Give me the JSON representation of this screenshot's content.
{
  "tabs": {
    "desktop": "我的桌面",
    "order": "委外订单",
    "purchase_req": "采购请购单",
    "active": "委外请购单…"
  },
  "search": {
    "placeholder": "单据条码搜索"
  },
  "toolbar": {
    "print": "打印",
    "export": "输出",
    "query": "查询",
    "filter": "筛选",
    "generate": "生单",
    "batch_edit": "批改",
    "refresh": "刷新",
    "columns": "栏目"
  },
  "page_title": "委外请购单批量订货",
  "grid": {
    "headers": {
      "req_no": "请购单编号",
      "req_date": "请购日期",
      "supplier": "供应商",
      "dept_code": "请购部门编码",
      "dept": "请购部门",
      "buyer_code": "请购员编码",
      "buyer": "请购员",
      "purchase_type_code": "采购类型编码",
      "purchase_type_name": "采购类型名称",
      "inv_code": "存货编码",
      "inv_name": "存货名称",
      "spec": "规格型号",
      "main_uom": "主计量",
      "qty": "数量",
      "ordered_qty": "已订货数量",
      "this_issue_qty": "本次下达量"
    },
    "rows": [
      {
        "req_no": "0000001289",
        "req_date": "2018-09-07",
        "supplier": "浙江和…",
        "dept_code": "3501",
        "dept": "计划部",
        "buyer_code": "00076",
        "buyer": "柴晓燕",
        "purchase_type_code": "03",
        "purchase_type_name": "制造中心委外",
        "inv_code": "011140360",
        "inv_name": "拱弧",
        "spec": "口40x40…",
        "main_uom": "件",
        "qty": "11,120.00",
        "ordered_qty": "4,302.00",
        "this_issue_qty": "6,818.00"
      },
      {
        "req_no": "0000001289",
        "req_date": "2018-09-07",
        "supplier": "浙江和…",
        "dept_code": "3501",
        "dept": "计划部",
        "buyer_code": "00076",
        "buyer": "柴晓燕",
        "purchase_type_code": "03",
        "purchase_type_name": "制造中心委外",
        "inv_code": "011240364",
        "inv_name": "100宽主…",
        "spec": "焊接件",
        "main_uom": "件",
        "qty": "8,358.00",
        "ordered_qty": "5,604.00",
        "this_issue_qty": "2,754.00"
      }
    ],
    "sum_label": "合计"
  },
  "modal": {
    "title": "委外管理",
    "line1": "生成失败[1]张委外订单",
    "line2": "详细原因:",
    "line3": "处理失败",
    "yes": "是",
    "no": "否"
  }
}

————————

PROMPT
All of the entries above should be written out again exactly.

FINAL ANSWER
Give me the JSON representation of this screenshot's content.
{
  "tabs": {
    "desktop": "我的桌面",
    "order": "委外订单",
    "purchase_req": "采购请购单",
    "active": "委外请购单…"
  },
  "search": {
    "placeholder": "单据条码搜索"
  },
  "toolbar": {
    "print": "打印",
    "export": "输出",
    "query": "查询",
    "filter": "筛选",
    "generate": "生单",
    "batch_edit": "批改",
    "refresh": "刷新",
    "columns": "栏目"
  },
  "page_title": "委外请购单批量订货",
  "grid": {
    "headers": {
      "req_no": "请购单编号",
      "req_date": "请购日期",
      "supplier": "供应商",
      "dept_code": "请购部门编码",
      "dept": "请购部门",
      "buyer_code": "请购员编码",
      "buyer": "请购员",
      "purchase_type_code": "采购类型编码",
      "purchase_type_name": "采购类型名称",
      "inv_code": "存货编码",
      "inv_name": "存货名称",
      "spec": "规格型号",
      "main_uom": "主计量",
      "qty": "数量",
      "ordered_qty": "已订货数量",
      "this_issue_qty": "本次下达量"
    },
    "rows": [
      {
        "req_no": "0000001289",
        "req_date": "2018-09-07",
        "supplier": "浙江和…",
        "dept_code": "3501",
        "dept": "计划部",
        "buyer_code": "00076",
        "buyer": "柴晓燕",
        "purchase_type_code": "03",
        "purchase_type_name": "制造中心委外",
        "inv_code": "011140360",
        "inv_name": "拱弧",
        "spec": "口40x40…",
        "main_uom": "件",
        "qty": "11,120.00",
        "ordered_qty": "4,302.00",
        "this_issue_qty": "6,818.00"
      },
      {
        "req_no": "0000001289",
        "req_date": "2018-09-07",
        "supplier": "浙江和…",
        "dept_code": "3501",
        "dept": "计划部",
        "buyer_code": "00076",
        "buyer": "柴晓燕",
        "purchase_type_code": "03",
        "purchase_type_name": "制造中心委外",
        "inv_code": "011240364",
        "inv_name": "100宽主…",
        "spec": "焊接件",
        "main_uom": "件",
        "qty": "8,358.00",
        "ordered_qty": "5,604.00",
        "this_issue_qty": "2,754.00"
      }
    ],
    "sum_label": "合计"
  },
  "modal": {
    "title": "委外管理",
    "line1": "生成失败[1]张委外订单",
    "line2": "详细原因:",
    "line3": "处理失败",
    "yes": "是",
    "no": "否"
  }
}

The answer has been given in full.